_Request_:
Set down, in full, every record in the block.

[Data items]
*-*-*

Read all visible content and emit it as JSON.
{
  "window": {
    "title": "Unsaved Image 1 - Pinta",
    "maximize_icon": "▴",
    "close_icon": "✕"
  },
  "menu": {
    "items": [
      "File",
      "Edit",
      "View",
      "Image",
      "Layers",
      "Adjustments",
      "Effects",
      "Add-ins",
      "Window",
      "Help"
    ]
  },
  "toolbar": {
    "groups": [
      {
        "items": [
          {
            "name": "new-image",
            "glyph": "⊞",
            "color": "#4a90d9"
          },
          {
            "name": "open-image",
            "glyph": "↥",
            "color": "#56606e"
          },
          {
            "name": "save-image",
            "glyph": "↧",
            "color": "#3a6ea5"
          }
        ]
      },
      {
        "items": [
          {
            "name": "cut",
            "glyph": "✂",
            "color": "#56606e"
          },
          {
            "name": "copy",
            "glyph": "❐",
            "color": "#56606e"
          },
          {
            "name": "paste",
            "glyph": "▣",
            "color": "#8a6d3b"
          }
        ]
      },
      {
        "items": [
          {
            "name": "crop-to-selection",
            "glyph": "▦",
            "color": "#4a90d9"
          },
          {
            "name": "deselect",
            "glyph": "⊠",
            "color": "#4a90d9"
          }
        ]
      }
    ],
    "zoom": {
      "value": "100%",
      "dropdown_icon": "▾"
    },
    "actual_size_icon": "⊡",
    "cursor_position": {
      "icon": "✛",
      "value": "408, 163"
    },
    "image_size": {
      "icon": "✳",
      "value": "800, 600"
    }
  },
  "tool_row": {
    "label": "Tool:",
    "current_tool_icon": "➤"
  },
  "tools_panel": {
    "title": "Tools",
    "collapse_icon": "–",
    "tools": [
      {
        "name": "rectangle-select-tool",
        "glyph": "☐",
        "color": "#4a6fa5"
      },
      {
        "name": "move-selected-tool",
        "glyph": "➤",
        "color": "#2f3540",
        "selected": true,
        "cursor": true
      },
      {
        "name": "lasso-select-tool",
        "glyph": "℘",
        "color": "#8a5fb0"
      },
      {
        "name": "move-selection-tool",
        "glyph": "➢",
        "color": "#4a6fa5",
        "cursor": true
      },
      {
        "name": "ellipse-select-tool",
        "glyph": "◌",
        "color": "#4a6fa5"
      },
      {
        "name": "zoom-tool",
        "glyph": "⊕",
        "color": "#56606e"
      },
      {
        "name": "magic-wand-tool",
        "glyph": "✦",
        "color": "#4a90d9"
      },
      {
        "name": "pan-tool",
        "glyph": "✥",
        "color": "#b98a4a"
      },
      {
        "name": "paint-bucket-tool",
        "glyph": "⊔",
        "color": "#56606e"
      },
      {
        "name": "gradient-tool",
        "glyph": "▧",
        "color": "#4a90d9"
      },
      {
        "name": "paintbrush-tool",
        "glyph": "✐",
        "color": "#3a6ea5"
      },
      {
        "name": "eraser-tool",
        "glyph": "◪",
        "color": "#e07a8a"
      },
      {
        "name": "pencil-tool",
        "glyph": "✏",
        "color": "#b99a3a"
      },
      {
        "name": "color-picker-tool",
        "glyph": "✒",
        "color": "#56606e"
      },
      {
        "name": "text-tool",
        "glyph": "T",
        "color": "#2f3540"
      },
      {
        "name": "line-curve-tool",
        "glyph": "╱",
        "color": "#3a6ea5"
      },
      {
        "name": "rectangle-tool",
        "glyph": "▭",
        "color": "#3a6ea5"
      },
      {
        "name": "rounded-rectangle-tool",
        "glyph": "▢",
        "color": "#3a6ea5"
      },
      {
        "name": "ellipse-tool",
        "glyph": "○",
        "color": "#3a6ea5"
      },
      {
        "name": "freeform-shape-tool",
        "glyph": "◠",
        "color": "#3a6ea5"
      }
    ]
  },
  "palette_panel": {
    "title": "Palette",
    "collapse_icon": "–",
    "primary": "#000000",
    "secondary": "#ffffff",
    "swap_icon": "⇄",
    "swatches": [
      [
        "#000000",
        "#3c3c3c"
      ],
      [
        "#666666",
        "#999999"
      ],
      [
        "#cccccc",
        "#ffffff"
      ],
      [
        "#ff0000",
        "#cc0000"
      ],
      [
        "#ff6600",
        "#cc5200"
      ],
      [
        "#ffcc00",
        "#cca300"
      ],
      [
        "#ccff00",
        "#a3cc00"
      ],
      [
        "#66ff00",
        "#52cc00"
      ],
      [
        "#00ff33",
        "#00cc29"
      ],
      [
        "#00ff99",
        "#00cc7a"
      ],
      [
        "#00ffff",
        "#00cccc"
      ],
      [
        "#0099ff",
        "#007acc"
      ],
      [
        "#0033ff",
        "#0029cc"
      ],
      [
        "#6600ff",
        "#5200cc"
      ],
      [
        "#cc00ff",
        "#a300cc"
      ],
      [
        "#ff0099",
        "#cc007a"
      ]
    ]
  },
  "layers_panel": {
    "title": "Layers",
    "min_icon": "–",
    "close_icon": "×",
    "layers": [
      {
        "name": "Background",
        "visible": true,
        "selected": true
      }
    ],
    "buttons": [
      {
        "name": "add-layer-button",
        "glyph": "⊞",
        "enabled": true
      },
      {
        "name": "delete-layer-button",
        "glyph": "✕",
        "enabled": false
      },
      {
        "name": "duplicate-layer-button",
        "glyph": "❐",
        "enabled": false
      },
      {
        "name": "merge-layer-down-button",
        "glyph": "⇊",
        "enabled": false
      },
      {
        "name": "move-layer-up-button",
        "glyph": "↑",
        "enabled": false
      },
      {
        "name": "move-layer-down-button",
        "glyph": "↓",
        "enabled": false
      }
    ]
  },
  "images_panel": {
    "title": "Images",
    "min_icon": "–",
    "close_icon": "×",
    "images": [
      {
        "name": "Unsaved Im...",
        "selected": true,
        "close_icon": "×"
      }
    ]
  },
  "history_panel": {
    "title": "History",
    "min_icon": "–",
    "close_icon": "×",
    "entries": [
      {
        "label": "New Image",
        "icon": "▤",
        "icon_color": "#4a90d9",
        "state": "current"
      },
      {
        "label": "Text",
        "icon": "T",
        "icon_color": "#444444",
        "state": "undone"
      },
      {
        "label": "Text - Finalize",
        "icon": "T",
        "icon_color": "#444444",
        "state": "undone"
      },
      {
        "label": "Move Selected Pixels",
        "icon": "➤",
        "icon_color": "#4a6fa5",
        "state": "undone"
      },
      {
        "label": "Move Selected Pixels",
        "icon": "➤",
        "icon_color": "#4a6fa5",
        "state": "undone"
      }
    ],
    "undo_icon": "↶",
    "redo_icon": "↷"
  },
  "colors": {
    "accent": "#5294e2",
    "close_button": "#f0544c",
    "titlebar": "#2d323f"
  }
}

*-*-*

_Full answer_:
Read all visible content and emit it as JSON.
{
  "window": {
    "title": "Unsaved Image 1 - Pinta",
    "maximize_icon": "▴",
    "close_icon": "✕"
  },
  "menu": {
    "items": [
      "File",
      "Edit",
      "View",
      "Image",
      "Layers",
      "Adjustments",
      "Effects",
      "Add-ins",
      "Window",
      "Help"
    ]
  },
  "toolbar": {
    "groups": [
      {
        "items": [
          {
            "name": "new-image",
            "glyph": "⊞",
            "color": "#4a90d9"
          },
          {
            "name": "open-image",
            "glyph": "↥",
            "color": "#56606e"
          },
          {
            "name": "save-image",
            "glyph": "↧",
            "color": "#3a6ea5"
          }
        ]
      },
      {
        "items": [
          {
            "name": "cut",
            "glyph": "✂",
            "color": "#56606e"
          },
          {
            "name": "copy",
            "glyph": "❐",
            "color": "#56606e"
          },
          {
            "name": "paste",
            "glyph": "▣",
            "color": "#8a6d3b"
          }
        ]
      },
      {
        "items": [
          {
            "name": "crop-to-selection",
            "glyph": "▦",
            "color": "#4a90d9"
          },
          {
            "name": "deselect",
            "glyph": "⊠",
            "color": "#4a90d9"
          }
        ]
      }
    ],
    "zoom": {
      "value": "100%",
      "dropdown_icon": "▾"
    },
    "actual_size_icon": "⊡",
    "cursor_position": {
      "icon": "✛",
      "value": "408, 163"
    },
    "image_size": {
      "icon": "✳",
      "value": "800, 600"
    }
  },
  "tool_row": {
    "label": "Tool:",
    "current_tool_icon": "➤"
  },
  "tools_panel": {
    "title": "Tools",
    "collapse_icon": "–",
    "tools": [
      {
        "name": "rectangle-select-tool",
        "glyph": "☐",
        "color": "#4a6fa5"
      },
      {
        "name": "move-selected-tool",
        "glyph": "➤",
        "color": "#2f3540",
        "selected": true,
        "cursor": true
      },
      {
        "name": "lasso-select-tool",
        "glyph": "℘",
        "color": "#8a5fb0"
      },
      {
        "name": "move-selection-tool",
        "glyph": "➢",
        "color": "#4a6fa5",
        "cursor": true
      },
      {
        "name": "ellipse-select-tool",
        "glyph": "◌",
        "color": "#4a6fa5"
      },
      {
        "name": "zoom-tool",
        "glyph": "⊕",
        "color": "#56606e"
      },
      {
        "name": "magic-wand-tool",
        "glyph": "✦",
        "color": "#4a90d9"
      },
      {
        "name": "pan-tool",
        "glyph": "✥",
        "color": "#b98a4a"
      },
      {
        "name": "paint-bucket-tool",
        "glyph": "⊔",
        "color": "#56606e"
      },
      {
        "name": "gradient-tool",
        "glyph": "▧",
        "color": "#4a90d9"
      },
      {
        "name": "paintbrush-tool",
        "glyph": "✐",
        "color": "#3a6ea5"
      },
      {
        "name": "eraser-tool",
        "glyph": "◪",
        "color": "#e07a8a"
      },
      {
        "name": "pencil-tool",
        "glyph": "✏",
        "color": "#b99a3a"
      },
      {
        "name": "color-picker-tool",
        "glyph": "✒",
        "color": "#56606e"
      },
      {
        "name": "text-tool",
        "glyph": "T",
        "color": "#2f3540"
      },
      {
        "name": "line-curve-tool",
        "glyph": "╱",
        "color": "#3a6ea5"
      },
      {
        "name": "rectangle-tool",
        "glyph": "▭",
        "color": "#3a6ea5"
      },
      {
        "name": "rounded-rectangle-tool",
        "glyph": "▢",
        "color": "#3a6ea5"
      },
      {
        "name": "ellipse-tool",
        "glyph": "○",
        "color": "#3a6ea5"
      },
      {
        "name": "freeform-shape-tool",
        "glyph": "◠",
        "color": "#3a6ea5"
      }
    ]
  },
  "palette_panel": {
    "title": "Palette",
    "collapse_icon": "–",
    "primary": "#000000",
    "secondary": "#ffffff",
    "swap_icon": "⇄",
    "swatches": [
      [
        "#000000",
        "#3c3c3c"
      ],
      [
        "#666666",
        "#999999"
      ],
      [
        "#cccccc",
        "#ffffff"
      ],
      [
        "#ff0000",
        "#cc0000"
      ],
      [
        "#ff6600",
        "#cc5200"
      ],
      [
        "#ffcc00",
        "#cca300"
      ],
      [
        "#ccff00",
        "#a3cc00"
      ],
      [
        "#66ff00",
        "#52cc00"
      ],
      [
        "#00ff33",
        "#00cc29"
      ],
      [
        "#00ff99",
        "#00cc7a"
      ],
      [
        "#00ffff",
        "#00cccc"
      ],
      [
        "#0099ff",
        "#007acc"
      ],
      [
        "#0033ff",
        "#0029cc"
      ],
      [
        "#6600ff",
        "#5200cc"
      ],
      [
        "#cc00ff",
        "#a300cc"
      ],
      [
        "#ff0099",
        "#cc007a"
      ]
    ]
  },
  "layers_panel": {
    "title": "Layers",
    "min_icon": "–",
    "close_icon": "×",
    "layers": [
      {
        "name": "Background",
        "visible": true,
        "selected": true
      }
    ],
    "buttons": [
      {
        "name": "add-layer-button",
        "glyph": "⊞",
        "enabled": true
      },
      {
        "name": "delete-layer-button",
        "glyph": "✕",
        "enabled": false
      },
      {
        "name": "duplicate-layer-button",
        "glyph": "❐",
        "enabled": false
      },
      {
        "name": "merge-layer-down-button",
        "glyph": "⇊",
        "enabled": false
      },
      {
        "name": "move-layer-up-button",
        "glyph": "↑",
        "enabled": false
      },
      {
        "name": "move-layer-down-button",
        "glyph": "↓",
        "enabled": false
      }
    ]
  },
  "images_panel": {
    "title": "Images",
    "min_icon": "–",
    "close_icon": "×",
    "images": [
      {
        "name": "Unsaved Im...",
        "selected": true,
        "close_icon": "×"
      }
    ]
  },
  "history_panel": {
    "title": "History",
    "min_icon": "–",
    "close_icon": "×",
    "entries": [
      {
        "label": "New Image",
        "icon": "▤",
        "icon_color": "#4a90d9",
        "state": "current"
      },
      {
        "label": "Text",
        "icon": "T",
        "icon_color": "#444444",
        "state": "undone"
      },
      {
        "label": "Text - Finalize",
        "icon": "T",
        "icon_color": "#444444",
        "state": "undone"
      },
      {
        "label": "Move Selected Pixels",
        "icon": "➤",
        "icon_color": "#4a6fa5",
        "state": "undone"
      },
      {
        "label": "Move Selected Pixels",
        "icon": "➤",
        "icon_color": "#4a6fa5",
        "state": "undone"
      }
    ],
    "undo_icon": "↶",
    "redo_icon": "↷"
  },
  "colors": {
    "accent": "#5294e2",
    "close_button": "#f0544c",
    "titlebar": "#2d323f"
  }
}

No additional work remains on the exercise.